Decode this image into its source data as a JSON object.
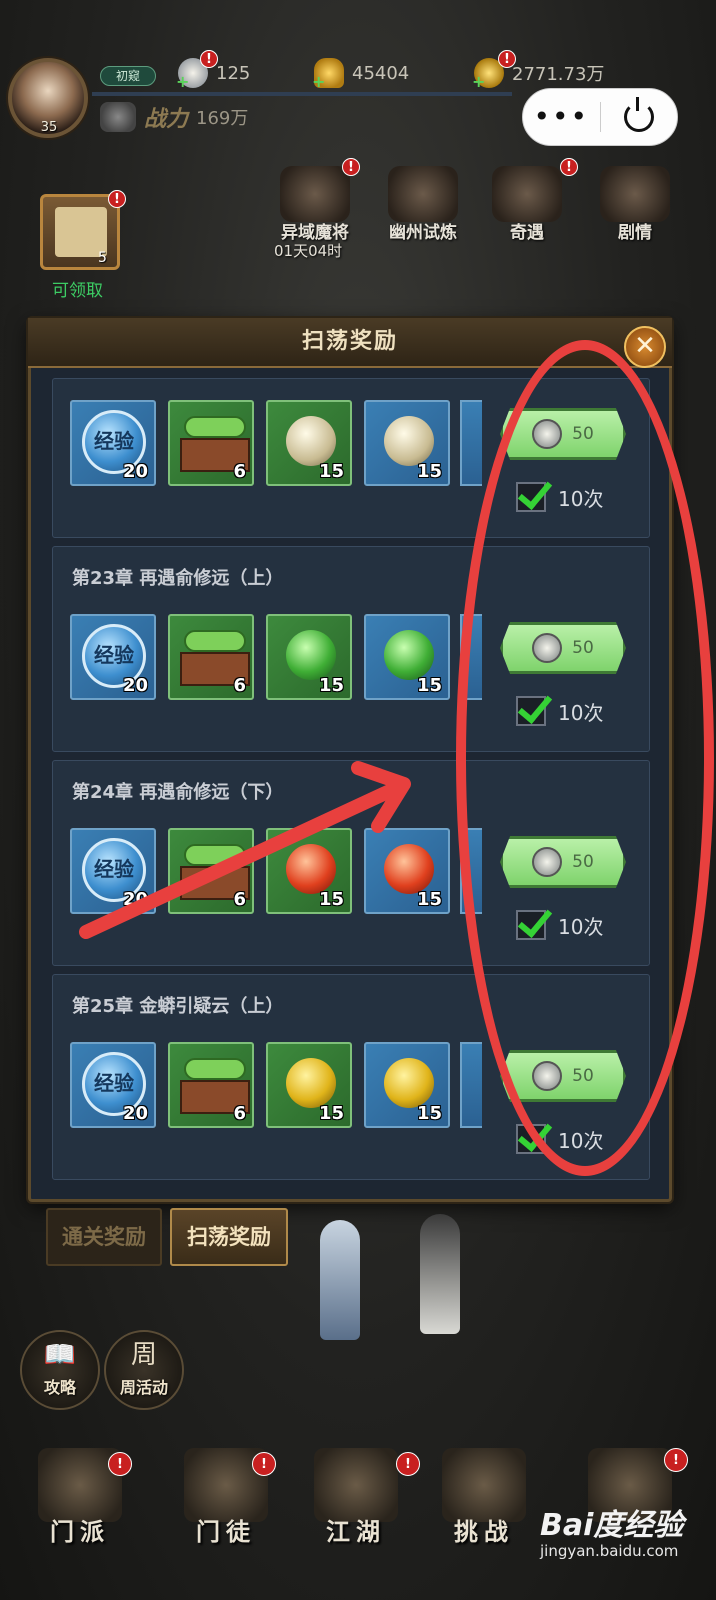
{
  "hud": {
    "level": "35",
    "name_tag": "初窥",
    "resources": [
      {
        "icon": "steamed-bun-icon",
        "value": "125"
      },
      {
        "icon": "ingot-icon",
        "value": "45404"
      },
      {
        "icon": "coin-icon",
        "value": "2771.73万"
      }
    ],
    "power_label": "战力",
    "power_value": "169万"
  },
  "capsule": {
    "more": "•••"
  },
  "claim": {
    "count": "5",
    "label": "可领取"
  },
  "events": [
    {
      "label": "异域魔将",
      "timer": "01天04时"
    },
    {
      "label": "幽州试炼"
    },
    {
      "label": "奇遇"
    },
    {
      "label": "剧情"
    }
  ],
  "dialog": {
    "title": "扫荡奖励",
    "close": "✕",
    "sweep_cost": "50",
    "times": "10次",
    "exp_label": "经验",
    "chapters": [
      {
        "title": "",
        "items": [
          {
            "kind": "exp",
            "count": "20"
          },
          {
            "kind": "book",
            "count": "6"
          },
          {
            "kind": "pearl-white",
            "count": "15"
          },
          {
            "kind": "pearl-white",
            "count": "15"
          }
        ]
      },
      {
        "title": "第23章 再遇俞修远（上）",
        "items": [
          {
            "kind": "exp",
            "count": "20"
          },
          {
            "kind": "book",
            "count": "6"
          },
          {
            "kind": "pearl-green",
            "count": "15"
          },
          {
            "kind": "pearl-green",
            "count": "15"
          }
        ]
      },
      {
        "title": "第24章 再遇俞修远（下）",
        "items": [
          {
            "kind": "exp",
            "count": "20"
          },
          {
            "kind": "book",
            "count": "6"
          },
          {
            "kind": "pearl-red",
            "count": "15"
          },
          {
            "kind": "pearl-red",
            "count": "15"
          }
        ]
      },
      {
        "title": "第25章 金蟒引疑云（上）",
        "items": [
          {
            "kind": "exp",
            "count": "20"
          },
          {
            "kind": "book",
            "count": "6"
          },
          {
            "kind": "pearl-gold",
            "count": "15"
          },
          {
            "kind": "pearl-gold",
            "count": "15"
          }
        ]
      }
    ]
  },
  "tabs": {
    "clear_reward": "通关奖励",
    "sweep_reward": "扫荡奖励"
  },
  "side_buttons": [
    {
      "glyph": "📖",
      "label": "攻略"
    },
    {
      "glyph": "周",
      "label": "周活动"
    }
  ],
  "bottom_nav": [
    {
      "label": "门派"
    },
    {
      "label": "门徒"
    },
    {
      "label": "江湖"
    },
    {
      "label": "挑战"
    }
  ],
  "badge": "!",
  "watermark": {
    "brand": "Bai度经验",
    "url": "jingyan.baidu.com"
  },
  "colors": {
    "annotation": "#e8403e",
    "check": "#35d235"
  }
}
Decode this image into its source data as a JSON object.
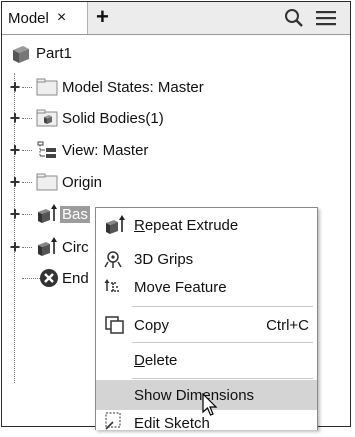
{
  "tab": {
    "title": "Model",
    "close": "×",
    "add": "+"
  },
  "toolbar": {
    "search_icon": "search-icon",
    "menu_icon": "hamburger-icon"
  },
  "tree": [
    {
      "label": "Part1",
      "icon": "part-icon",
      "expander": ""
    },
    {
      "label": "Model States: Master",
      "icon": "folder-icon",
      "expander": "+"
    },
    {
      "label": "Solid Bodies(1)",
      "icon": "solid-bodies-icon",
      "expander": "+"
    },
    {
      "label": "View: Master",
      "icon": "view-icon",
      "expander": "+"
    },
    {
      "label": "Origin",
      "icon": "folder-icon",
      "expander": "+"
    },
    {
      "label": "Bas",
      "icon": "extrude-icon",
      "expander": "+",
      "selected": true
    },
    {
      "label": "Circ",
      "icon": "extrude-icon",
      "expander": "+"
    },
    {
      "label": "End",
      "icon": "end-of-part-icon",
      "expander": ""
    }
  ],
  "context_menu": {
    "items": [
      {
        "first": "R",
        "rest": "epeat Extrude",
        "icon": "repeat-extrude-icon",
        "shortcut": ""
      },
      {
        "first": "",
        "rest": "3D Grips",
        "icon": "3d-grips-icon",
        "shortcut": ""
      },
      {
        "first": "",
        "rest": "Move Feature",
        "icon": "move-feature-icon",
        "shortcut": ""
      },
      {
        "first": "",
        "rest": "Copy",
        "icon": "copy-icon",
        "shortcut": "Ctrl+C"
      },
      {
        "first": "D",
        "rest": "elete",
        "icon": "",
        "shortcut": ""
      },
      {
        "first": "",
        "rest": "Show Dimensions",
        "icon": "",
        "shortcut": "",
        "highlighted": true
      },
      {
        "first": "",
        "rest": "Edit Sketch",
        "icon": "edit-sketch-icon",
        "shortcut": ""
      }
    ]
  },
  "colors": {
    "selection": "#9c9c9c",
    "highlight": "#d4d4d4",
    "part": "#555555"
  }
}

* * * * * * *

WORK TO DO
Every record must be copied exactly, with the pictures left out.

TASK SOLUTION
Decode this image into its source data as a JSON object.
{
  "hud": {
    "level": "35",
    "name_tag": "初窥",
    "resources": [
      {
        "icon": "steamed-bun-icon",
        "value": "125"
      },
      {
        "icon": "ingot-icon",
        "value": "45404"
      },
      {
        "icon": "coin-icon",
        "value": "2771.73万"
      }
    ],
    "power_label": "战力",
    "power_value": "169万"
  },
  "capsule": {
    "more": "•••"
  },
  "claim": {
    "count": "5",
    "label": "可领取"
  },
  "events": [
    {
      "label": "异域魔将",
      "timer": "01天04时"
    },
    {
      "label": "幽州试炼"
    },
    {
      "label": "奇遇"
    },
    {
      "label": "剧情"
    }
  ],
  "dialog": {
    "title": "扫荡奖励",
    "close": "✕",
    "sweep_cost": "50",
    "times": "10次",
    "exp_label": "经验",
    "chapters": [
      {
        "title": "",
        "items": [
          {
            "kind": "exp",
            "count": "20"
          },
          {
            "kind": "book",
            "count": "6"
          },
          {
            "kind": "pearl-white",
            "count": "15"
          },
          {
            "kind": "pearl-white",
            "count": "15"
          }
        ]
      },
      {
        "title": "第23章 再遇俞修远（上）",
        "items": [
          {
            "kind": "exp",
            "count": "20"
          },
          {
            "kind": "book",
            "count": "6"
          },
          {
            "kind": "pearl-green",
            "count": "15"
          },
          {
            "kind": "pearl-green",
            "count": "15"
          }
        ]
      },
      {
        "title": "第24章 再遇俞修远（下）",
        "items": [
          {
            "kind": "exp",
            "count": "20"
          },
          {
            "kind": "book",
            "count": "6"
          },
          {
            "kind": "pearl-red",
            "count": "15"
          },
          {
            "kind": "pearl-red",
            "count": "15"
          }
        ]
      },
      {
        "title": "第25章 金蟒引疑云（上）",
        "items": [
          {
            "kind": "exp",
            "count": "20"
          },
          {
            "kind": "book",
            "count": "6"
          },
          {
            "kind": "pearl-gold",
            "count": "15"
          },
          {
            "kind": "pearl-gold",
            "count": "15"
          }
        ]
      }
    ]
  },
  "tabs": {
    "clear_reward": "通关奖励",
    "sweep_reward": "扫荡奖励"
  },
  "side_buttons": [
    {
      "glyph": "📖",
      "label": "攻略"
    },
    {
      "glyph": "周",
      "label": "周活动"
    }
  ],
  "bottom_nav": [
    {
      "label": "门派"
    },
    {
      "label": "门徒"
    },
    {
      "label": "江湖"
    },
    {
      "label": "挑战"
    }
  ],
  "badge": "!",
  "watermark": {
    "brand": "Bai度经验",
    "url": "jingyan.baidu.com"
  },
  "colors": {
    "annotation": "#e8403e",
    "check": "#35d235"
  }
}
Decode this image into its source data as a JSON object.
{
  "tab": {
    "title": "Model",
    "close": "×",
    "add": "+"
  },
  "toolbar": {
    "search_icon": "search-icon",
    "menu_icon": "hamburger-icon"
  },
  "tree": [
    {
      "label": "Part1",
      "icon": "part-icon",
      "expander": ""
    },
    {
      "label": "Model States: Master",
      "icon": "folder-icon",
      "expander": "+"
    },
    {
      "label": "Solid Bodies(1)",
      "icon": "solid-bodies-icon",
      "expander": "+"
    },
    {
      "label": "View: Master",
      "icon": "view-icon",
      "expander": "+"
    },
    {
      "label": "Origin",
      "icon": "folder-icon",
      "expander": "+"
    },
    {
      "label": "Bas",
      "icon": "extrude-icon",
      "expander": "+",
      "selected": true
    },
    {
      "label": "Circ",
      "icon": "extrude-icon",
      "expander": "+"
    },
    {
      "label": "End",
      "icon": "end-of-part-icon",
      "expander": ""
    }
  ],
  "context_menu": {
    "items": [
      {
        "first": "R",
        "rest": "epeat Extrude",
        "icon": "repeat-extrude-icon",
        "shortcut": ""
      },
      {
        "first": "",
        "rest": "3D Grips",
        "icon": "3d-grips-icon",
        "shortcut": ""
      },
      {
        "first": "",
        "rest": "Move Feature",
        "icon": "move-feature-icon",
        "shortcut": ""
      },
      {
        "first": "",
        "rest": "Copy",
        "icon": "copy-icon",
        "shortcut": "Ctrl+C"
      },
      {
        "first": "D",
        "rest": "elete",
        "icon": "",
        "shortcut": ""
      },
      {
        "first": "",
        "rest": "Show Dimensions",
        "icon": "",
        "shortcut": "",
        "highlighted": true
      },
      {
        "first": "",
        "rest": "Edit Sketch",
        "icon": "edit-sketch-icon",
        "shortcut": ""
      }
    ]
  },
  "colors": {
    "selection": "#9c9c9c",
    "highlight": "#d4d4d4",
    "part": "#555555"
  }
}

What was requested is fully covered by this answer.